> [YOUR GOAL] Please rename "series-line" to "data-line" in everything from the line containing "source: 资料来源：SMM、国贸期货研究院: [744, 378, 974, 396]" down to the line containing "x-tick-label: 12: [939, 351, 953, 365]", and give back only those lines with nothing else altered.

Records from a data source
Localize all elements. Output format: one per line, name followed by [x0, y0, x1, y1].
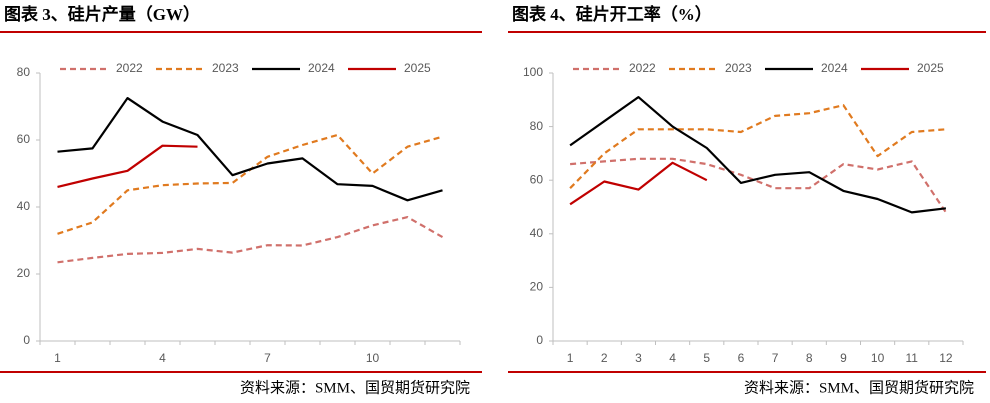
source: 资料来源：SMM、国贸期货研究院: [744, 378, 974, 396]
x-tick-label: 5: [703, 351, 710, 365]
y-tick-label: 40: [17, 199, 31, 213]
x-tick-label: 9: [840, 351, 847, 365]
y-tick-label: 20: [530, 280, 544, 294]
x-tick-label: 1: [54, 351, 61, 365]
legend-label: 2025: [404, 61, 431, 75]
series-line: [569, 104, 946, 189]
chart: 图表 3、硅片产量（GW） 资料来源：SMM、国贸期货研究院 0 20 40 60 80 1 4…: [0, 4, 482, 396]
x-tick-label: 12: [939, 351, 953, 365]
legend-label: 2022: [116, 61, 143, 75]
chart: 图表 4、硅片开工率（%） 资料来源：SMM、国贸期货研究院 0 20 40 60 80 10…: [508, 4, 986, 396]
y-tick-label: 60: [530, 172, 544, 186]
source: 资料来源：SMM、国贸期货研究院: [240, 378, 470, 396]
legend-label: 2022: [629, 61, 656, 75]
y-tick-label: 0: [23, 333, 30, 347]
legend-label: 2023: [725, 61, 752, 75]
series-line: [57, 216, 444, 264]
x-tick-label: 1: [567, 351, 574, 365]
x-tick-label: 10: [366, 351, 380, 365]
chart-title: 图表 4、硅片开工率（%）: [512, 4, 712, 24]
y-tick-label: 20: [17, 266, 31, 280]
legend-label: 2023: [212, 61, 239, 75]
series-line: [569, 96, 947, 214]
chart-title: 图表 3、硅片产量（GW）: [4, 4, 200, 24]
x-tick-label: 8: [806, 351, 813, 365]
x-tick-label: 4: [159, 351, 166, 365]
x-tick-label: 2: [601, 351, 608, 365]
series-line: [570, 157, 947, 214]
series-line: [57, 144, 198, 188]
x-tick-label: 3: [635, 351, 642, 365]
x-tick-label: 6: [738, 351, 745, 365]
y-tick-label: 40: [530, 226, 544, 240]
y-tick-label: 80: [17, 65, 31, 79]
y-tick-label: 60: [17, 132, 31, 146]
x-tick-label: 4: [669, 351, 676, 365]
x-tick-label: 7: [264, 351, 271, 365]
y-tick-label: 80: [530, 119, 544, 133]
series-line: [569, 161, 708, 206]
x-tick-label: 10: [871, 351, 885, 365]
x-tick-label: 11: [906, 351, 919, 365]
y-tick-label: 0: [536, 333, 543, 347]
legend-label: 2024: [308, 61, 335, 75]
x-tick-label: 7: [772, 351, 779, 365]
y-tick-label: 100: [523, 65, 543, 79]
series-line: [57, 133, 443, 235]
legend-label: 2025: [917, 61, 944, 75]
legend-label: 2024: [821, 61, 848, 75]
series-line: [57, 97, 443, 202]
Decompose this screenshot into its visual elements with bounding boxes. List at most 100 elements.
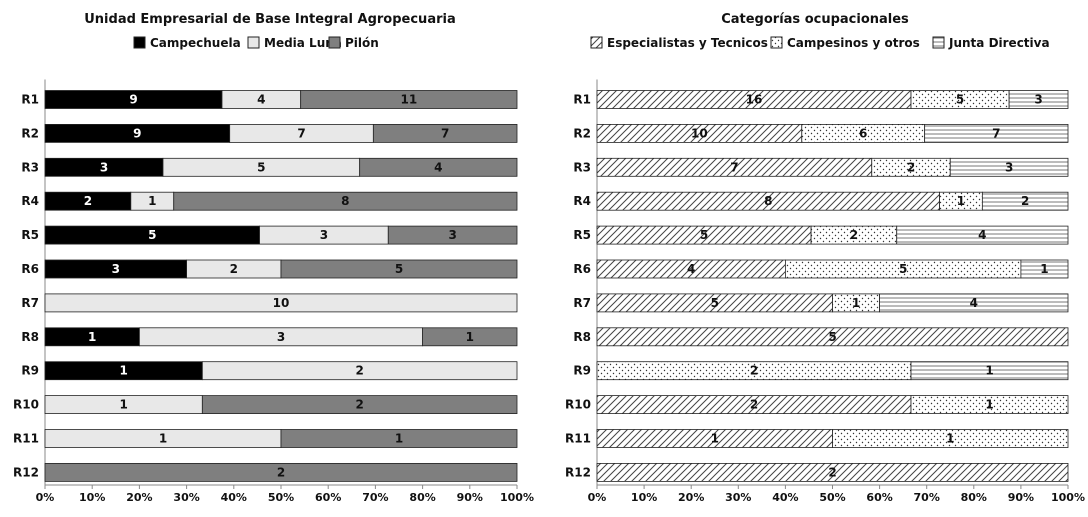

> [RESULT]
source: 资料来源：SMM、国贸期货研究院: [744, 378, 974, 396]
x-tick-label: 5: [703, 351, 710, 365]
y-tick-label: 40: [17, 199, 31, 213]
x-tick-label: 9: [840, 351, 847, 365]
y-tick-label: 20: [530, 280, 544, 294]
x-tick-label: 1: [54, 351, 61, 365]
legend-label: 2025: [404, 61, 431, 75]
data-line: [569, 104, 946, 189]
chart: 图表 3、硅片产量（GW） 资料来源：SMM、国贸期货研究院 0 20 40 60 80 1 4…: [0, 4, 482, 396]
x-tick-label: 12: [939, 351, 953, 365]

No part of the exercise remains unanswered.